DATASET:
-*-

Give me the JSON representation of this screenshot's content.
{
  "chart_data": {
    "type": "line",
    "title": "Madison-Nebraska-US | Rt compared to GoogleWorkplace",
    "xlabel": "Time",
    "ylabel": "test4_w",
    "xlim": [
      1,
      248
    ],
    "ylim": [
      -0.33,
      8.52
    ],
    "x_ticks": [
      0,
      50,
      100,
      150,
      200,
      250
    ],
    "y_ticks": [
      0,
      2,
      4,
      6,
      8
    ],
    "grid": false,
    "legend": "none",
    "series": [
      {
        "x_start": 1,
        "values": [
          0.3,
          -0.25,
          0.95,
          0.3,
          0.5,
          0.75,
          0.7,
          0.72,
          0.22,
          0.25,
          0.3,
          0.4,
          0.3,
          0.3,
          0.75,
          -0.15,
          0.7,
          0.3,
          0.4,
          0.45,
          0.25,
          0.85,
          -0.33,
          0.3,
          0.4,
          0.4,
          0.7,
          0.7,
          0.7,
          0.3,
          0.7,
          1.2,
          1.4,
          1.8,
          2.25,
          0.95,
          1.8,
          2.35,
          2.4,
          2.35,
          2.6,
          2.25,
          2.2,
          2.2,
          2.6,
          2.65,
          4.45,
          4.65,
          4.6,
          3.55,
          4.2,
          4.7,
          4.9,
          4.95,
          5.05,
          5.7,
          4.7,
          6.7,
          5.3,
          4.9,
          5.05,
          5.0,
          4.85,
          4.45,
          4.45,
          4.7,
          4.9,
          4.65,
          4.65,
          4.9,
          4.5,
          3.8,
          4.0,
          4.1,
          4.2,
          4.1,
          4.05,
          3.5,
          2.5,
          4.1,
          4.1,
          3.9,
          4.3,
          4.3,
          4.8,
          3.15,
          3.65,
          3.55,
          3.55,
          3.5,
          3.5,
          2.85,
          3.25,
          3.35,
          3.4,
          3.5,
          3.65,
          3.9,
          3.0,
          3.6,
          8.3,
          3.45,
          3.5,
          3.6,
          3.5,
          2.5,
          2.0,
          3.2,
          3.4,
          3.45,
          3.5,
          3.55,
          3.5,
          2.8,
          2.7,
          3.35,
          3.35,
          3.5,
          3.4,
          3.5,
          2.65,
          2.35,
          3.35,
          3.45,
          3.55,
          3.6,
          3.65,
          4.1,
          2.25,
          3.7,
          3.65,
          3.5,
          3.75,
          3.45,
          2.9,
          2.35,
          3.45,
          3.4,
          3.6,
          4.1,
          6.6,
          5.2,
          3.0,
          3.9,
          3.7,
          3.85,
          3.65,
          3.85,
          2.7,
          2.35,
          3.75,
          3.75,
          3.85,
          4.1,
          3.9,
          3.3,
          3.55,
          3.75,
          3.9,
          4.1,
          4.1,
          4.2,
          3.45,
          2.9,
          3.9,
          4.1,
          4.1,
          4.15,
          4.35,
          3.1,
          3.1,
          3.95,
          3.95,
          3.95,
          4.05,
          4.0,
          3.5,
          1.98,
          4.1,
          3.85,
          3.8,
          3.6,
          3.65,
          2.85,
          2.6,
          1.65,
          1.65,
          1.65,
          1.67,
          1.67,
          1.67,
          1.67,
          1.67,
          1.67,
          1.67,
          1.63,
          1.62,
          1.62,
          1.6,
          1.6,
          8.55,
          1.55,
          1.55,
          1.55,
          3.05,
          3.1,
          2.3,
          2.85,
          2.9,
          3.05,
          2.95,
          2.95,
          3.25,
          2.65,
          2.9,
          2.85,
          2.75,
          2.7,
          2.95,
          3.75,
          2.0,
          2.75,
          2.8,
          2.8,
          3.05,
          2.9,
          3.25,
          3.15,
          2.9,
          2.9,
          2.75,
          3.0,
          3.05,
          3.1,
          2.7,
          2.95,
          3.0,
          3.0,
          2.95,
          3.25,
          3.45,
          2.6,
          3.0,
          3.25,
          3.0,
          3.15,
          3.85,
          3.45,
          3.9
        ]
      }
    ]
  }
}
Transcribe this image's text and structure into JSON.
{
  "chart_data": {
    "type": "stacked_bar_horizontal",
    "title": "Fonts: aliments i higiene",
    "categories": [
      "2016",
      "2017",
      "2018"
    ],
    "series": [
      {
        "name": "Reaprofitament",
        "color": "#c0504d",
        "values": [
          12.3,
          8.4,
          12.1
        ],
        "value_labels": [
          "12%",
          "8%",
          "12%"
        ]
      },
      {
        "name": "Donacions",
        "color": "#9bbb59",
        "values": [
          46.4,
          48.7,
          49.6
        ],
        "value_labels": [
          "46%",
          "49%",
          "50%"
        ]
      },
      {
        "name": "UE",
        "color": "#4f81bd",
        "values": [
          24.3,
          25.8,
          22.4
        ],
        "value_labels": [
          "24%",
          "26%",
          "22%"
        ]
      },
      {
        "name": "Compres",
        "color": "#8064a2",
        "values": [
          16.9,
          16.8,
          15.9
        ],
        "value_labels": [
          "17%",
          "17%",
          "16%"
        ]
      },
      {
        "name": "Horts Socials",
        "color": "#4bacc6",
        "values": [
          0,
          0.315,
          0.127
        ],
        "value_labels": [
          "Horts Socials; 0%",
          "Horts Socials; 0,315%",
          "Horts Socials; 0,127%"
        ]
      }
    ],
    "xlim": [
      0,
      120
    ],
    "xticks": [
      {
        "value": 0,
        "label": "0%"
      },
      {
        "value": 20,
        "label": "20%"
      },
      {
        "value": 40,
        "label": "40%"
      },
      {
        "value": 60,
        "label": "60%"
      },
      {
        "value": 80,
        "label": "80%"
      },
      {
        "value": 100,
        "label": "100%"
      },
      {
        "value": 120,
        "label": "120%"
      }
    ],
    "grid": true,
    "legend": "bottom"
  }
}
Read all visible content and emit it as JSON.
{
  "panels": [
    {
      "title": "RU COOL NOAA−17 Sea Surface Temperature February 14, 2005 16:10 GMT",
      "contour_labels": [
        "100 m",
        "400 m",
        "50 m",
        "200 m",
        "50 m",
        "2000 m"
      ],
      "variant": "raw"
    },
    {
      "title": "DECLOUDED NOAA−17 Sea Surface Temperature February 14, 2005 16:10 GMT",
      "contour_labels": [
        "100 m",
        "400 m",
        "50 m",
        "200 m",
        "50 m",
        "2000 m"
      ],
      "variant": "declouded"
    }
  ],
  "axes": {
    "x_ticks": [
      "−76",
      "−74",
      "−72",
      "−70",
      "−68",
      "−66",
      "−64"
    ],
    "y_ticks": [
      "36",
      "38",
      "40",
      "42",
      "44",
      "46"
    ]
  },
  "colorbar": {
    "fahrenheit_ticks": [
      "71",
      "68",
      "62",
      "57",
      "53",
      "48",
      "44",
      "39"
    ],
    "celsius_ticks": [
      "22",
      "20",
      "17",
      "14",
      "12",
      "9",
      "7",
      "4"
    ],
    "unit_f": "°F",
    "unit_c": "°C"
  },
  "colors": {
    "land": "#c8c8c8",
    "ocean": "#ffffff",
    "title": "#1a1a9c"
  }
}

-*-

PROBLEM DESCRIPTION: Set down the listing above in full, please, exactly as it appears.

TASK OUTPUT:
Give me the JSON representation of this screenshot's content.
{
  "chart_data": {
    "type": "line",
    "title": "Madison-Nebraska-US | Rt compared to GoogleWorkplace",
    "xlabel": "Time",
    "ylabel": "test4_w",
    "xlim": [
      1,
      248
    ],
    "ylim": [
      -0.33,
      8.52
    ],
    "x_ticks": [
      0,
      50,
      100,
      150,
      200,
      250
    ],
    "y_ticks": [
      0,
      2,
      4,
      6,
      8
    ],
    "grid": false,
    "legend": "none",
    "series": [
      {
        "x_start": 1,
        "values": [
          0.3,
          -0.25,
          0.95,
          0.3,
          0.5,
          0.75,
          0.7,
          0.72,
          0.22,
          0.25,
          0.3,
          0.4,
          0.3,
          0.3,
          0.75,
          -0.15,
          0.7,
          0.3,
          0.4,
          0.45,
          0.25,
          0.85,
          -0.33,
          0.3,
          0.4,
          0.4,
          0.7,
          0.7,
          0.7,
          0.3,
          0.7,
          1.2,
          1.4,
          1.8,
          2.25,
          0.95,
          1.8,
          2.35,
          2.4,
          2.35,
          2.6,
          2.25,
          2.2,
          2.2,
          2.6,
          2.65,
          4.45,
          4.65,
          4.6,
          3.55,
          4.2,
          4.7,
          4.9,
          4.95,
          5.05,
          5.7,
          4.7,
          6.7,
          5.3,
          4.9,
          5.05,
          5.0,
          4.85,
          4.45,
          4.45,
          4.7,
          4.9,
          4.65,
          4.65,
          4.9,
          4.5,
          3.8,
          4.0,
          4.1,
          4.2,
          4.1,
          4.05,
          3.5,
          2.5,
          4.1,
          4.1,
          3.9,
          4.3,
          4.3,
          4.8,
          3.15,
          3.65,
          3.55,
          3.55,
          3.5,
          3.5,
          2.85,
          3.25,
          3.35,
          3.4,
          3.5,
          3.65,
          3.9,
          3.0,
          3.6,
          8.3,
          3.45,
          3.5,
          3.6,
          3.5,
          2.5,
          2.0,
          3.2,
          3.4,
          3.45,
          3.5,
          3.55,
          3.5,
          2.8,
          2.7,
          3.35,
          3.35,
          3.5,
          3.4,
          3.5,
          2.65,
          2.35,
          3.35,
          3.45,
          3.55,
          3.6,
          3.65,
          4.1,
          2.25,
          3.7,
          3.65,
          3.5,
          3.75,
          3.45,
          2.9,
          2.35,
          3.45,
          3.4,
          3.6,
          4.1,
          6.6,
          5.2,
          3.0,
          3.9,
          3.7,
          3.85,
          3.65,
          3.85,
          2.7,
          2.35,
          3.75,
          3.75,
          3.85,
          4.1,
          3.9,
          3.3,
          3.55,
          3.75,
          3.9,
          4.1,
          4.1,
          4.2,
          3.45,
          2.9,
          3.9,
          4.1,
          4.1,
          4.15,
          4.35,
          3.1,
          3.1,
          3.95,
          3.95,
          3.95,
          4.05,
          4.0,
          3.5,
          1.98,
          4.1,
          3.85,
          3.8,
          3.6,
          3.65,
          2.85,
          2.6,
          1.65,
          1.65,
          1.65,
          1.67,
          1.67,
          1.67,
          1.67,
          1.67,
          1.67,
          1.67,
          1.63,
          1.62,
          1.62,
          1.6,
          1.6,
          8.55,
          1.55,
          1.55,
          1.55,
          3.05,
          3.1,
          2.3,
          2.85,
          2.9,
          3.05,
          2.95,
          2.95,
          3.25,
          2.65,
          2.9,
          2.85,
          2.75,
          2.7,
          2.95,
          3.75,
          2.0,
          2.75,
          2.8,
          2.8,
          3.05,
          2.9,
          3.25,
          3.15,
          2.9,
          2.9,
          2.75,
          3.0,
          3.05,
          3.1,
          2.7,
          2.95,
          3.0,
          3.0,
          2.95,
          3.25,
          3.45,
          2.6,
          3.0,
          3.25,
          3.0,
          3.15,
          3.85,
          3.45,
          3.9
        ]
      }
    ]
  }
}
Transcribe this image's text and structure into JSON.
{
  "chart_data": {
    "type": "stacked_bar_horizontal",
    "title": "Fonts: aliments i higiene",
    "categories": [
      "2016",
      "2017",
      "2018"
    ],
    "series": [
      {
        "name": "Reaprofitament",
        "color": "#c0504d",
        "values": [
          12.3,
          8.4,
          12.1
        ],
        "value_labels": [
          "12%",
          "8%",
          "12%"
        ]
      },
      {
        "name": "Donacions",
        "color": "#9bbb59",
        "values": [
          46.4,
          48.7,
          49.6
        ],
        "value_labels": [
          "46%",
          "49%",
          "50%"
        ]
      },
      {
        "name": "UE",
        "color": "#4f81bd",
        "values": [
          24.3,
          25.8,
          22.4
        ],
        "value_labels": [
          "24%",
          "26%",
          "22%"
        ]
      },
      {
        "name": "Compres",
        "color": "#8064a2",
        "values": [
          16.9,
          16.8,
          15.9
        ],
        "value_labels": [
          "17%",
          "17%",
          "16%"
        ]
      },
      {
        "name": "Horts Socials",
        "color": "#4bacc6",
        "values": [
          0,
          0.315,
          0.127
        ],
        "value_labels": [
          "Horts Socials; 0%",
          "Horts Socials; 0,315%",
          "Horts Socials; 0,127%"
        ]
      }
    ],
    "xlim": [
      0,
      120
    ],
    "xticks": [
      {
        "value": 0,
        "label": "0%"
      },
      {
        "value": 20,
        "label": "20%"
      },
      {
        "value": 40,
        "label": "40%"
      },
      {
        "value": 60,
        "label": "60%"
      },
      {
        "value": 80,
        "label": "80%"
      },
      {
        "value": 100,
        "label": "100%"
      },
      {
        "value": 120,
        "label": "120%"
      }
    ],
    "grid": true,
    "legend": "bottom"
  }
}
Read all visible content and emit it as JSON.
{
  "panels": [
    {
      "title": "RU COOL NOAA−17 Sea Surface Temperature February 14, 2005 16:10 GMT",
      "contour_labels": [
        "100 m",
        "400 m",
        "50 m",
        "200 m",
        "50 m",
        "2000 m"
      ],
      "variant": "raw"
    },
    {
      "title": "DECLOUDED NOAA−17 Sea Surface Temperature February 14, 2005 16:10 GMT",
      "contour_labels": [
        "100 m",
        "400 m",
        "50 m",
        "200 m",
        "50 m",
        "2000 m"
      ],
      "variant": "declouded"
    }
  ],
  "axes": {
    "x_ticks": [
      "−76",
      "−74",
      "−72",
      "−70",
      "−68",
      "−66",
      "−64"
    ],
    "y_ticks": [
      "36",
      "38",
      "40",
      "42",
      "44",
      "46"
    ]
  },
  "colorbar": {
    "fahrenheit_ticks": [
      "71",
      "68",
      "62",
      "57",
      "53",
      "48",
      "44",
      "39"
    ],
    "celsius_ticks": [
      "22",
      "20",
      "17",
      "14",
      "12",
      "9",
      "7",
      "4"
    ],
    "unit_f": "°F",
    "unit_c": "°C"
  },
  "colors": {
    "land": "#c8c8c8",
    "ocean": "#ffffff",
    "title": "#1a1a9c"
  }
}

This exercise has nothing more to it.